§ PROBLEM: Filter the records below for the word "name". Copy each line that holds it.

§ EXTRACTED ENTRIES:
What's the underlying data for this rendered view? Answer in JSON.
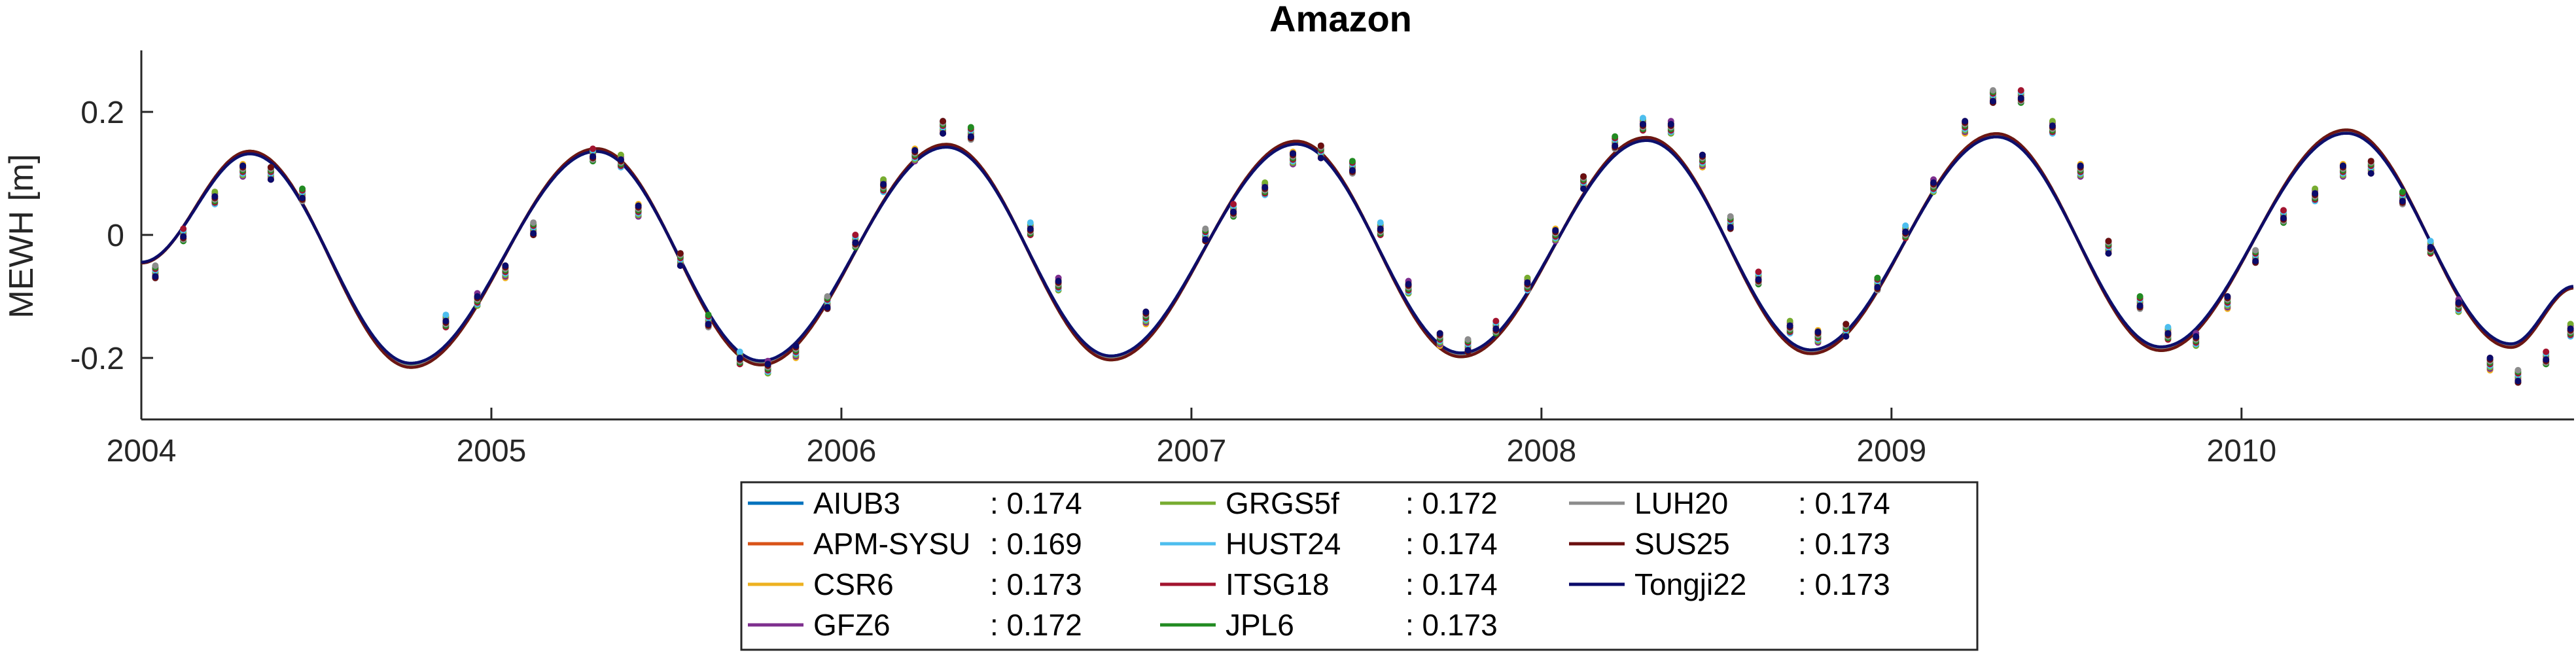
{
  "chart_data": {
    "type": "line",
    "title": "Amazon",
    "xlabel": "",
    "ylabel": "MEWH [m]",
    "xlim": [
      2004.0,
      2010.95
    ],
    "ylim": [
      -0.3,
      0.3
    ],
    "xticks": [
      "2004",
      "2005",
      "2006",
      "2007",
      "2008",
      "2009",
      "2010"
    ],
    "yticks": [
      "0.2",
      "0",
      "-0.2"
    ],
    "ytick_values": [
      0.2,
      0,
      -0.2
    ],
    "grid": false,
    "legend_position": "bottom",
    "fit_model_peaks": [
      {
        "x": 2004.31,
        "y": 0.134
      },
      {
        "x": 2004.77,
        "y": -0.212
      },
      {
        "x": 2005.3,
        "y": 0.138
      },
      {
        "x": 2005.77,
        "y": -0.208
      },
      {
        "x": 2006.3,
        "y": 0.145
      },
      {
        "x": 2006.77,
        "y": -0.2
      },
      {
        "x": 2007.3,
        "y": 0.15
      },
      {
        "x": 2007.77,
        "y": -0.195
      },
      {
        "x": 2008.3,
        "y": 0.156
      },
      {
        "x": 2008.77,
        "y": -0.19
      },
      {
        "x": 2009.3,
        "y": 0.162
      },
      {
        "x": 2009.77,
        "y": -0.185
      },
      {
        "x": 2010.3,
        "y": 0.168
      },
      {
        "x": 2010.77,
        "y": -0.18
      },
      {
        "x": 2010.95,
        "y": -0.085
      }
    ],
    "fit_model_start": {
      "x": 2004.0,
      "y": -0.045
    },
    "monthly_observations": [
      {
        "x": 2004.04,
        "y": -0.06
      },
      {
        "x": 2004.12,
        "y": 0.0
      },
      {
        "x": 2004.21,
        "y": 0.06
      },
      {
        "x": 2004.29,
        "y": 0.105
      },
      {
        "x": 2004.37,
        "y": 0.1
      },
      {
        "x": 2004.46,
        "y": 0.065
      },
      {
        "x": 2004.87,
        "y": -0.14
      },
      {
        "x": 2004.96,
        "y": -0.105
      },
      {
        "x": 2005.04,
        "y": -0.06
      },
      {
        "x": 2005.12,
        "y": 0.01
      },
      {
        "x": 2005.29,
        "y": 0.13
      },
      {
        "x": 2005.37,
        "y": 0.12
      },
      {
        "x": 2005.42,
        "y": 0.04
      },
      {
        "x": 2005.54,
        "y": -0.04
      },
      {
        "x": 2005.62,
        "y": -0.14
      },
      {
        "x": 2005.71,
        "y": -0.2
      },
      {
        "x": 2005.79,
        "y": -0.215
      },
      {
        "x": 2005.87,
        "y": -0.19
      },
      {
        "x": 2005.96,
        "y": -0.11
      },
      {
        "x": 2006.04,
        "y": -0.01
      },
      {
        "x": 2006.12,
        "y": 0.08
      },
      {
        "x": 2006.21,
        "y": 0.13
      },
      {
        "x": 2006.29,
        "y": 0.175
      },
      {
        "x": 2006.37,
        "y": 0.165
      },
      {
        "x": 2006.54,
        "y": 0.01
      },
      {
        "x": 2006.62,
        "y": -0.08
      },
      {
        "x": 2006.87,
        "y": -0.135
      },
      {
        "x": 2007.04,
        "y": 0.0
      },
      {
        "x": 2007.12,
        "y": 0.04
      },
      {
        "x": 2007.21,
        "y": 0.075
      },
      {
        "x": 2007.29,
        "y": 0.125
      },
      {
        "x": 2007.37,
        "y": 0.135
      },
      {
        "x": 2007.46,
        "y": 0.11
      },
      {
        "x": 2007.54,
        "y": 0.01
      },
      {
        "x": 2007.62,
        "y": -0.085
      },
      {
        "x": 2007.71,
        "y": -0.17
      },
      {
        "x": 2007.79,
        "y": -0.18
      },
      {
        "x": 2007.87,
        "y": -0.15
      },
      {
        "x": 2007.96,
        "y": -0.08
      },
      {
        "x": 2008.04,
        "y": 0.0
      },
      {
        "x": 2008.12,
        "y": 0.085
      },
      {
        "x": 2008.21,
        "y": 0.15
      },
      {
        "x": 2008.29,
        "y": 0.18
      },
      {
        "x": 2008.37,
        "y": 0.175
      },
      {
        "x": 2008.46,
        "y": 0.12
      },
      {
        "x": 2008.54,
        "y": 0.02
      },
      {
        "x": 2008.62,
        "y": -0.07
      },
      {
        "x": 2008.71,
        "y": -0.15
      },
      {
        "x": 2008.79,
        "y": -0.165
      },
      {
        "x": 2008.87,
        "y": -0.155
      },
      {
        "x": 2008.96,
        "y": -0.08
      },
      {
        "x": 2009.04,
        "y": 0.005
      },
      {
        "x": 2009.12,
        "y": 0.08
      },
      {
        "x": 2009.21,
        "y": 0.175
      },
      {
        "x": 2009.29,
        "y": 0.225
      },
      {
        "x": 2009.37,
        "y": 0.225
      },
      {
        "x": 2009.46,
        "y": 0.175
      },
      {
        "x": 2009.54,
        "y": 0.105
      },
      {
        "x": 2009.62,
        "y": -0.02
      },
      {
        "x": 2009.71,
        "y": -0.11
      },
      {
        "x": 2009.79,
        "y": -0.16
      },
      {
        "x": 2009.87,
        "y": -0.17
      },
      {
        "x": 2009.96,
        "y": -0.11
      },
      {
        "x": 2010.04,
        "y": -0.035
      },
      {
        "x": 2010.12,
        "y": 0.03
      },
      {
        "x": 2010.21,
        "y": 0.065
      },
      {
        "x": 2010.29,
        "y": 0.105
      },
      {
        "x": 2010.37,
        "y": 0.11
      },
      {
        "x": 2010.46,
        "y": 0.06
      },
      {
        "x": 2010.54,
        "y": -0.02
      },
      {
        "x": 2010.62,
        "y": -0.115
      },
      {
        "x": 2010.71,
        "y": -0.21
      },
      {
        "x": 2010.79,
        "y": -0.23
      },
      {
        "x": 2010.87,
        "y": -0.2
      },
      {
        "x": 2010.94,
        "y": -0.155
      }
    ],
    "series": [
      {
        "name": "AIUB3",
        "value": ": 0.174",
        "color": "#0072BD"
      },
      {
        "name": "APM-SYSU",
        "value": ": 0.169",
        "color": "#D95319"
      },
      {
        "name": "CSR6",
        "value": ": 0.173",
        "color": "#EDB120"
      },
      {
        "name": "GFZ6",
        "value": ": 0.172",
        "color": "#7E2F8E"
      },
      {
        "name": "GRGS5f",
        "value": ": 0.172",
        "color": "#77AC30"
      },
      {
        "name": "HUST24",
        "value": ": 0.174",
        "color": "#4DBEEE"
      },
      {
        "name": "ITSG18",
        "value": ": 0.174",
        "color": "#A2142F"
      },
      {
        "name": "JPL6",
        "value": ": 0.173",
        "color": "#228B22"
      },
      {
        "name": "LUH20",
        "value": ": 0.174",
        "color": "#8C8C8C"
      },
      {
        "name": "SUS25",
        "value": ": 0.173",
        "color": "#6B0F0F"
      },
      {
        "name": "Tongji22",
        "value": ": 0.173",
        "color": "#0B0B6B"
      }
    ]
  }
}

--

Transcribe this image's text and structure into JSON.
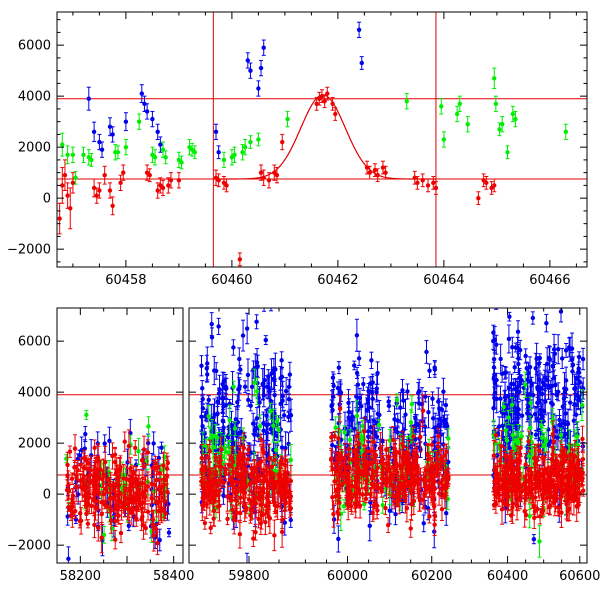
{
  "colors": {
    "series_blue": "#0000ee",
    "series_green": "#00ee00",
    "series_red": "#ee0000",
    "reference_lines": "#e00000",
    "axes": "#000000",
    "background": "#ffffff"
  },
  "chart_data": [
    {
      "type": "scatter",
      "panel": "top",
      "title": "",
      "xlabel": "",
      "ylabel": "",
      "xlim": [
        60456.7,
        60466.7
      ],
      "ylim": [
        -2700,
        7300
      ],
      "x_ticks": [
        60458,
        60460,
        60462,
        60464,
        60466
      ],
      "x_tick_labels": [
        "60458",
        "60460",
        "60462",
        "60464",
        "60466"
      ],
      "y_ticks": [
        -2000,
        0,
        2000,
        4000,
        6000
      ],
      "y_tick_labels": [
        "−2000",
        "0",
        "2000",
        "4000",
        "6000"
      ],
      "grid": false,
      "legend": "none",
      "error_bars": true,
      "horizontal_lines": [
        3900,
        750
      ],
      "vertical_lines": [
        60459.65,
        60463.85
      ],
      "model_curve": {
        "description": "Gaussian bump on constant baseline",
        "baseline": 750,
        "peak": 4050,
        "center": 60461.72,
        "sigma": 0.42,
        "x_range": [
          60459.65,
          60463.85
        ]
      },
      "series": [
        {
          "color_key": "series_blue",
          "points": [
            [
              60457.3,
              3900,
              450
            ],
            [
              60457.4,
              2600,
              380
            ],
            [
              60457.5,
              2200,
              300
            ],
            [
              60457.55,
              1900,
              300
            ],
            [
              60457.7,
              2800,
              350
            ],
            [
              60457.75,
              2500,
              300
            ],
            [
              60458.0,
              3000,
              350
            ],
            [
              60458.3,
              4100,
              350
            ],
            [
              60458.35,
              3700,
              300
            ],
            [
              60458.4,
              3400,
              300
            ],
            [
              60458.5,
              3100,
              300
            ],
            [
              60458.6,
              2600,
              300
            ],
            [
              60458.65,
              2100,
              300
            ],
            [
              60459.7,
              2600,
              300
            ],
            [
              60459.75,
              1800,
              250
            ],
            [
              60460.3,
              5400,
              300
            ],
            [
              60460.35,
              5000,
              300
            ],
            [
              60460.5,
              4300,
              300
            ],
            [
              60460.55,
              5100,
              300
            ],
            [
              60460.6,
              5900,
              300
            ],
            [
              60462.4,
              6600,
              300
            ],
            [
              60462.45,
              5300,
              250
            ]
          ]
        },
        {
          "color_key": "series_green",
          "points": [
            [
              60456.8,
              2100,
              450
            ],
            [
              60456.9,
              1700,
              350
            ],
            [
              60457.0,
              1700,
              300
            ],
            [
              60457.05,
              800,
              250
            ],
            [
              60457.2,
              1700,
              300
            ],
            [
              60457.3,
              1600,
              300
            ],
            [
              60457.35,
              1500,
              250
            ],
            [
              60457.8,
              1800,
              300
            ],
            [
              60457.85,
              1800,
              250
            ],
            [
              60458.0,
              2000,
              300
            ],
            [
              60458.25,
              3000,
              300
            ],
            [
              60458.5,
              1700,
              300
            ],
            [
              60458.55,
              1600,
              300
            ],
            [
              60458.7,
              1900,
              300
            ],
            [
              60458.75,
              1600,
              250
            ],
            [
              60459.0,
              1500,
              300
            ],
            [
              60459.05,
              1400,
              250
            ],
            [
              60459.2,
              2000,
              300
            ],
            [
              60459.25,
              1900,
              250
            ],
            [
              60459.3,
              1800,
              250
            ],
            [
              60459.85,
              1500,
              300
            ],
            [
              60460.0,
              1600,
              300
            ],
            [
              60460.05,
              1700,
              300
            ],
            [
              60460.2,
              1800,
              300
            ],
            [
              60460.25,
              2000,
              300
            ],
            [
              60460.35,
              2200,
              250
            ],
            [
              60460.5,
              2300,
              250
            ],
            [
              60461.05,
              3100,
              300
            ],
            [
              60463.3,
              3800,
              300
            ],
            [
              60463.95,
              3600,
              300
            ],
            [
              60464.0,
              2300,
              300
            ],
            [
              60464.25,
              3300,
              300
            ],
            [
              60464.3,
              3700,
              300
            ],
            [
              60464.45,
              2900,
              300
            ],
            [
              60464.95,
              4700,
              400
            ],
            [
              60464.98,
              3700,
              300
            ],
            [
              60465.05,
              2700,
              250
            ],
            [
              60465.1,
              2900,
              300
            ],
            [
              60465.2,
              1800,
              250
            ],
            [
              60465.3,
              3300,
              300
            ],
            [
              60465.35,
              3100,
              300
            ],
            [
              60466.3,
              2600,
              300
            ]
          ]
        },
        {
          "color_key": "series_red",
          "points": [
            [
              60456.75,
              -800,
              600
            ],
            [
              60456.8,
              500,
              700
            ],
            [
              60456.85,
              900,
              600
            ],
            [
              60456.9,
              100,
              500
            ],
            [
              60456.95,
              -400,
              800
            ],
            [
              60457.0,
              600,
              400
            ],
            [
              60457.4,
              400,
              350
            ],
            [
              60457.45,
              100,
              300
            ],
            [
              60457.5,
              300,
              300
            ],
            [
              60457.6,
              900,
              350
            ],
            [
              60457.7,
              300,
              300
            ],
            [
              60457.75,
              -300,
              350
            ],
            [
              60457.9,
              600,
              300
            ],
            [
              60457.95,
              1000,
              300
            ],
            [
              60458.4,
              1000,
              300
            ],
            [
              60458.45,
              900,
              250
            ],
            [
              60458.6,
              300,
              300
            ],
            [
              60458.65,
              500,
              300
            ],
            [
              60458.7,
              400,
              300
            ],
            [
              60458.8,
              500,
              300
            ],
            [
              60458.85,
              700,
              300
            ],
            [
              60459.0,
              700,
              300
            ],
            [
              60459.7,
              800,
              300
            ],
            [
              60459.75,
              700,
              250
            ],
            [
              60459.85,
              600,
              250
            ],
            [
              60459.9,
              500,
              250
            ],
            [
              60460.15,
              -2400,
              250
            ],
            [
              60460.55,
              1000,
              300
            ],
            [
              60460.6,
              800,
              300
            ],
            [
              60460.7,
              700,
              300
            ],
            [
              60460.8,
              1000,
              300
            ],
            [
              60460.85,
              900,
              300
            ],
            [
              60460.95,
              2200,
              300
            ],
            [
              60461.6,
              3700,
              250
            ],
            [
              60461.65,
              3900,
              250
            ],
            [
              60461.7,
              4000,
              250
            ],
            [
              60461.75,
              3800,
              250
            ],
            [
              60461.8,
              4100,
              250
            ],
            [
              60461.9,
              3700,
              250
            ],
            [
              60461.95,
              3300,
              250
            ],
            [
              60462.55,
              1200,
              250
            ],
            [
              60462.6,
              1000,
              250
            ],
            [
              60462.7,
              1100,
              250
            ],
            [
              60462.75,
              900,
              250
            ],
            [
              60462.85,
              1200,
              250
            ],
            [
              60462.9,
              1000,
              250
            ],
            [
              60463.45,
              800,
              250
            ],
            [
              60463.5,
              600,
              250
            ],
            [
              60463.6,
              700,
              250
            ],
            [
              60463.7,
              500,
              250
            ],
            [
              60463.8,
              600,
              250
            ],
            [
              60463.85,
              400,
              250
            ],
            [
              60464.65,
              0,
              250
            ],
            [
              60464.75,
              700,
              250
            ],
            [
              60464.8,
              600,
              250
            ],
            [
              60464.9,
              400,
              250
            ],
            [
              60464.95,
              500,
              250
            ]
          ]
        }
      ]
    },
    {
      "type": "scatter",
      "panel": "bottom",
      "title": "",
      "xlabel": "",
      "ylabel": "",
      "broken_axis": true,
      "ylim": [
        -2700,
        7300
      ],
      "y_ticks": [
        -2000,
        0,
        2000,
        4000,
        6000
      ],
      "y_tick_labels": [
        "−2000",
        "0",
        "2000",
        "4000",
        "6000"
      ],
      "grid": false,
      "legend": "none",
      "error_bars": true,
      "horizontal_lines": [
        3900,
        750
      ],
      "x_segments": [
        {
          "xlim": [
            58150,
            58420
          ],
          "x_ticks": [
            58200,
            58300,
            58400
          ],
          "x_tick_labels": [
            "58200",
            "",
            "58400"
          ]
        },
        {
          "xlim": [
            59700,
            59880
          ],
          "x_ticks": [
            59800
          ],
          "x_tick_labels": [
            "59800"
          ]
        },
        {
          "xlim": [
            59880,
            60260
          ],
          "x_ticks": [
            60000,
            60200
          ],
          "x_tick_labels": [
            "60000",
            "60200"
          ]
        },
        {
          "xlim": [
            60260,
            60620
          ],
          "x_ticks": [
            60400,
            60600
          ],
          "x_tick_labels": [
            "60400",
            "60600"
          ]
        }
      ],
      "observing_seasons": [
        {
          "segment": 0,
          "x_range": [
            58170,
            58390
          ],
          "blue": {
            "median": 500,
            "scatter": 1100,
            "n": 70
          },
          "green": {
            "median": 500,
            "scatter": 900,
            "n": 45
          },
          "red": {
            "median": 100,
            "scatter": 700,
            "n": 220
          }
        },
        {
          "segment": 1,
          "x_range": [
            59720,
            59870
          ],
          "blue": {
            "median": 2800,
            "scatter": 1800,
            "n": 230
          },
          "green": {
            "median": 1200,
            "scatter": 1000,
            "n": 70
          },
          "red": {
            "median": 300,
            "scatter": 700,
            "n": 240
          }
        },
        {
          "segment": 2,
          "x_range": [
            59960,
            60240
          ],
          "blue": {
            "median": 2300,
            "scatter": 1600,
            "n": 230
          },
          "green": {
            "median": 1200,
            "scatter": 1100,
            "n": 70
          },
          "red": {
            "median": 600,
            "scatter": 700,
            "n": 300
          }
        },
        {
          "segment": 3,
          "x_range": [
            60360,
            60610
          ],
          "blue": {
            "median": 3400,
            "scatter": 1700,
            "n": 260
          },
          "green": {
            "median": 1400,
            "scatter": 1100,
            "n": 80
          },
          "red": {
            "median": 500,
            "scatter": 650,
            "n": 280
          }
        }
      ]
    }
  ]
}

§ TASK RESULT:
        "name": "AIUB3",
        "name": "APM-SYSU",
        "name": "CSR6",
        "name": "GFZ6",
        "name": "GRGS5f",
        "name": "HUST24",
        "name": "ITSG18",
        "name": "JPL6",
        "name": "LUH20",
        "name": "SUS25",
        "name": "Tongji22",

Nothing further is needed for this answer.